■ What the exercise asks
Pictures within the data are to be left out; everything else must be reproduced exactly.

# # # #

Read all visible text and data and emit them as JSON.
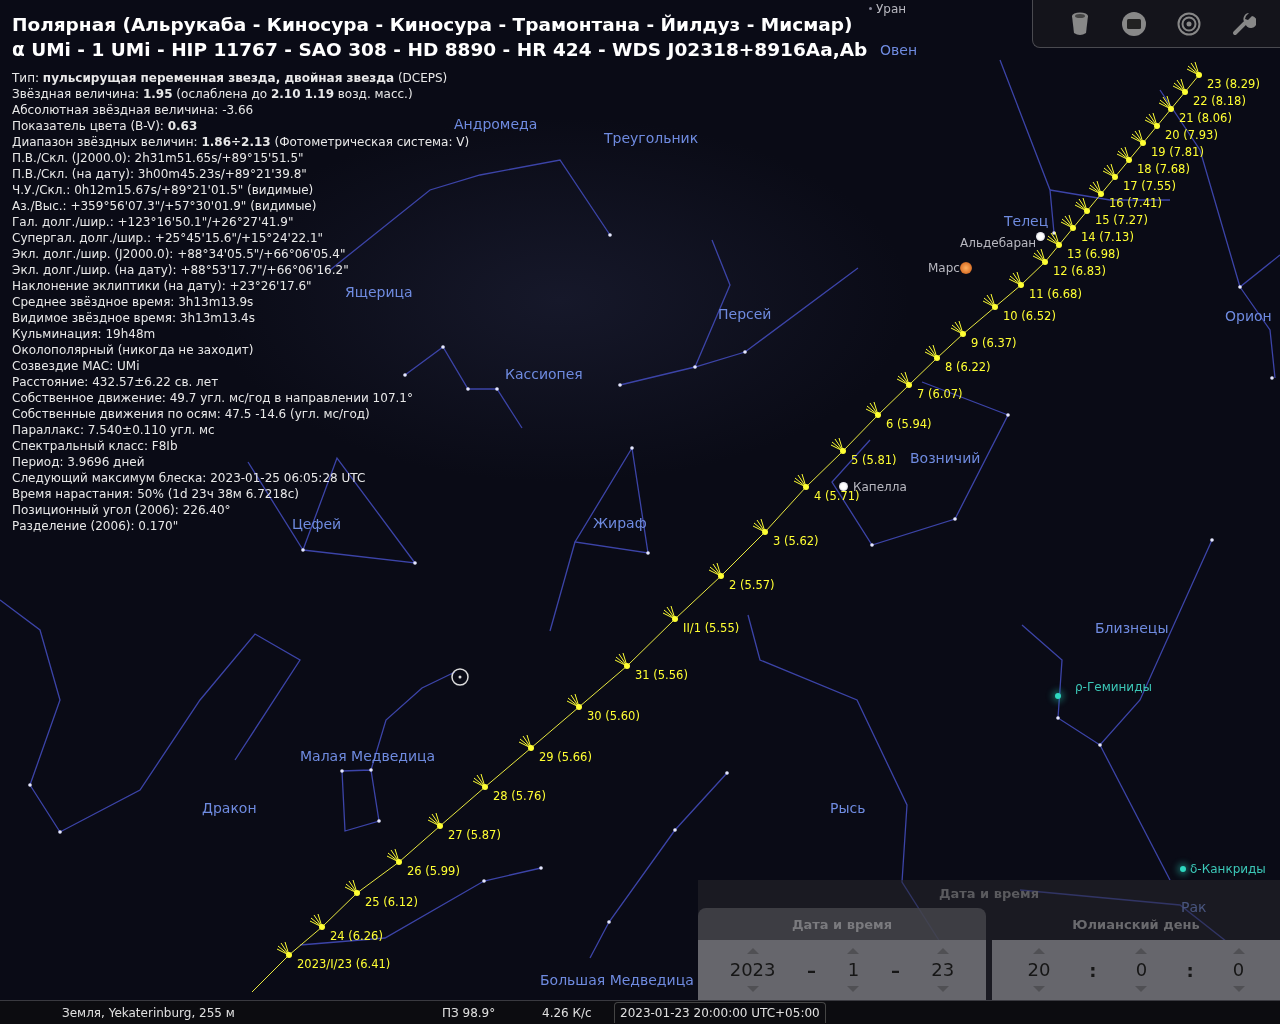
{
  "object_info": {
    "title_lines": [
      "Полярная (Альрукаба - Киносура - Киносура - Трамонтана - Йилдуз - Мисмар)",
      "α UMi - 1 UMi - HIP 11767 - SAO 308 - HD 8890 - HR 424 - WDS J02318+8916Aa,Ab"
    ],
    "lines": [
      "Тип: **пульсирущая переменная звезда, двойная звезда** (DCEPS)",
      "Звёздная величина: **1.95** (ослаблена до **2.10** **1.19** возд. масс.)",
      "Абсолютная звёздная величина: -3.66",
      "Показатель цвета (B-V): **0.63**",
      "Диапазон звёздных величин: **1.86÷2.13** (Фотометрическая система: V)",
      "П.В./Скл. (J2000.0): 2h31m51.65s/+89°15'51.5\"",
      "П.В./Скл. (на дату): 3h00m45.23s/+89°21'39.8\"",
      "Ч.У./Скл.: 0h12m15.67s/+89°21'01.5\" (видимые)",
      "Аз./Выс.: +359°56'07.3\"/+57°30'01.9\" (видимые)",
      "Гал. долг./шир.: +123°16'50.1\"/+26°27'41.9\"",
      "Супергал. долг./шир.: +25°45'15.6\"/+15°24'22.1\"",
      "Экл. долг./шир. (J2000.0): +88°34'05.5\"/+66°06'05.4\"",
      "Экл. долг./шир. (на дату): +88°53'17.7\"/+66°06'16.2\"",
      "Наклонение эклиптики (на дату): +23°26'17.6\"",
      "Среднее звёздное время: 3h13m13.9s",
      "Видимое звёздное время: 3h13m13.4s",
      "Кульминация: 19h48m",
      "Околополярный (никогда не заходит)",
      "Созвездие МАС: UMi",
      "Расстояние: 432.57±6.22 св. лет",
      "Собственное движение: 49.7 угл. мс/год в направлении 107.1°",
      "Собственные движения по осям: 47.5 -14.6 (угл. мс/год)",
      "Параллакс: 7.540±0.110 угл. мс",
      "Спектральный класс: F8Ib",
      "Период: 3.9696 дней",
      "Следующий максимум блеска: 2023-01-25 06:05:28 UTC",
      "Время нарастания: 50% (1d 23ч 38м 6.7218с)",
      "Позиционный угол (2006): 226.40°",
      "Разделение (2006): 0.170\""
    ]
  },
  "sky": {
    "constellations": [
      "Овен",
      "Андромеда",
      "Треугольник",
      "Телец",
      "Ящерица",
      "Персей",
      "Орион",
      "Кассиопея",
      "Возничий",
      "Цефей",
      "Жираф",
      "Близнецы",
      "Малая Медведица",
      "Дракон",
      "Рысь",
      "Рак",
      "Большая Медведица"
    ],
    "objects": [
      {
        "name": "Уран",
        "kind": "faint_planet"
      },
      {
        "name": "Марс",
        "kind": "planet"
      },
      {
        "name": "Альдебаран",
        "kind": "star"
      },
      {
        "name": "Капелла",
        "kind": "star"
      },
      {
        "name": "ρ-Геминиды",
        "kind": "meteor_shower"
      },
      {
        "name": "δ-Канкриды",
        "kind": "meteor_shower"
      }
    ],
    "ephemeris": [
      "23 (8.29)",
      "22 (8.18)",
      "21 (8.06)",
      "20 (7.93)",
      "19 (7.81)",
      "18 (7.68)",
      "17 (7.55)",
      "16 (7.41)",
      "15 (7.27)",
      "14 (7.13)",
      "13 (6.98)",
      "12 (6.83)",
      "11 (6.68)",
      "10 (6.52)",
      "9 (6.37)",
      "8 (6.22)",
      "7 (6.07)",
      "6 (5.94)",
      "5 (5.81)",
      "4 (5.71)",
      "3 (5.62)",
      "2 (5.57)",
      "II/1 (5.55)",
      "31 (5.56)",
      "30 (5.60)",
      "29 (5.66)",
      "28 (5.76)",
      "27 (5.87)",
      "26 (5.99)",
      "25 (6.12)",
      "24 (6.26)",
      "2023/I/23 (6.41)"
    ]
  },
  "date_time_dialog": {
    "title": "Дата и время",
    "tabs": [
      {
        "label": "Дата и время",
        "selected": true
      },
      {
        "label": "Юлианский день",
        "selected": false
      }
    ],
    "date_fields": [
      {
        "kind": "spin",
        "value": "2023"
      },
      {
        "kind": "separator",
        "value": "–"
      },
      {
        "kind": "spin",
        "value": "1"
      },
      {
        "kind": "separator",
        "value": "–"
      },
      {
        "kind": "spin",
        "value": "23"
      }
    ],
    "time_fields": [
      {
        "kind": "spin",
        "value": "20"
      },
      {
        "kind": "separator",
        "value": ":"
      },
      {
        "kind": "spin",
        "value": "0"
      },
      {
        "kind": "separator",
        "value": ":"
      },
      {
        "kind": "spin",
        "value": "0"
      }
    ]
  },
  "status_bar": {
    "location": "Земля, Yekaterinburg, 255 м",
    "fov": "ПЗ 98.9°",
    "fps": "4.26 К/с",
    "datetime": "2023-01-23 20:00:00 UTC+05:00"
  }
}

# # # #

■ Written response
Read all visible text and data and emit them as JSON.
{
  "object_info": {
    "title_lines": [
      "Полярная (Альрукаба - Киносура - Киносура - Трамонтана - Йилдуз - Мисмар)",
      "α UMi - 1 UMi - HIP 11767 - SAO 308 - HD 8890 - HR 424 - WDS J02318+8916Aa,Ab"
    ],
    "lines": [
      "Тип: **пульсирущая переменная звезда, двойная звезда** (DCEPS)",
      "Звёздная величина: **1.95** (ослаблена до **2.10** **1.19** возд. масс.)",
      "Абсолютная звёздная величина: -3.66",
      "Показатель цвета (B-V): **0.63**",
      "Диапазон звёздных величин: **1.86÷2.13** (Фотометрическая система: V)",
      "П.В./Скл. (J2000.0): 2h31m51.65s/+89°15'51.5\"",
      "П.В./Скл. (на дату): 3h00m45.23s/+89°21'39.8\"",
      "Ч.У./Скл.: 0h12m15.67s/+89°21'01.5\" (видимые)",
      "Аз./Выс.: +359°56'07.3\"/+57°30'01.9\" (видимые)",
      "Гал. долг./шир.: +123°16'50.1\"/+26°27'41.9\"",
      "Супергал. долг./шир.: +25°45'15.6\"/+15°24'22.1\"",
      "Экл. долг./шир. (J2000.0): +88°34'05.5\"/+66°06'05.4\"",
      "Экл. долг./шир. (на дату): +88°53'17.7\"/+66°06'16.2\"",
      "Наклонение эклиптики (на дату): +23°26'17.6\"",
      "Среднее звёздное время: 3h13m13.9s",
      "Видимое звёздное время: 3h13m13.4s",
      "Кульминация: 19h48m",
      "Околополярный (никогда не заходит)",
      "Созвездие МАС: UMi",
      "Расстояние: 432.57±6.22 св. лет",
      "Собственное движение: 49.7 угл. мс/год в направлении 107.1°",
      "Собственные движения по осям: 47.5 -14.6 (угл. мс/год)",
      "Параллакс: 7.540±0.110 угл. мс",
      "Спектральный класс: F8Ib",
      "Период: 3.9696 дней",
      "Следующий максимум блеска: 2023-01-25 06:05:28 UTC",
      "Время нарастания: 50% (1d 23ч 38м 6.7218с)",
      "Позиционный угол (2006): 226.40°",
      "Разделение (2006): 0.170\""
    ]
  },
  "sky": {
    "constellations": [
      "Овен",
      "Андромеда",
      "Треугольник",
      "Телец",
      "Ящерица",
      "Персей",
      "Орион",
      "Кассиопея",
      "Возничий",
      "Цефей",
      "Жираф",
      "Близнецы",
      "Малая Медведица",
      "Дракон",
      "Рысь",
      "Рак",
      "Большая Медведица"
    ],
    "objects": [
      {
        "name": "Уран",
        "kind": "faint_planet"
      },
      {
        "name": "Марс",
        "kind": "planet"
      },
      {
        "name": "Альдебаран",
        "kind": "star"
      },
      {
        "name": "Капелла",
        "kind": "star"
      },
      {
        "name": "ρ-Геминиды",
        "kind": "meteor_shower"
      },
      {
        "name": "δ-Канкриды",
        "kind": "meteor_shower"
      }
    ],
    "ephemeris": [
      "23 (8.29)",
      "22 (8.18)",
      "21 (8.06)",
      "20 (7.93)",
      "19 (7.81)",
      "18 (7.68)",
      "17 (7.55)",
      "16 (7.41)",
      "15 (7.27)",
      "14 (7.13)",
      "13 (6.98)",
      "12 (6.83)",
      "11 (6.68)",
      "10 (6.52)",
      "9 (6.37)",
      "8 (6.22)",
      "7 (6.07)",
      "6 (5.94)",
      "5 (5.81)",
      "4 (5.71)",
      "3 (5.62)",
      "2 (5.57)",
      "II/1 (5.55)",
      "31 (5.56)",
      "30 (5.60)",
      "29 (5.66)",
      "28 (5.76)",
      "27 (5.87)",
      "26 (5.99)",
      "25 (6.12)",
      "24 (6.26)",
      "2023/I/23 (6.41)"
    ]
  },
  "date_time_dialog": {
    "title": "Дата и время",
    "tabs": [
      {
        "label": "Дата и время",
        "selected": true
      },
      {
        "label": "Юлианский день",
        "selected": false
      }
    ],
    "date_fields": [
      {
        "kind": "spin",
        "value": "2023"
      },
      {
        "kind": "separator",
        "value": "–"
      },
      {
        "kind": "spin",
        "value": "1"
      },
      {
        "kind": "separator",
        "value": "–"
      },
      {
        "kind": "spin",
        "value": "23"
      }
    ],
    "time_fields": [
      {
        "kind": "spin",
        "value": "20"
      },
      {
        "kind": "separator",
        "value": ":"
      },
      {
        "kind": "spin",
        "value": "0"
      },
      {
        "kind": "separator",
        "value": ":"
      },
      {
        "kind": "spin",
        "value": "0"
      }
    ]
  },
  "status_bar": {
    "location": "Земля, Yekaterinburg, 255 м",
    "fov": "ПЗ 98.9°",
    "fps": "4.26 К/с",
    "datetime": "2023-01-23 20:00:00 UTC+05:00"
  }
}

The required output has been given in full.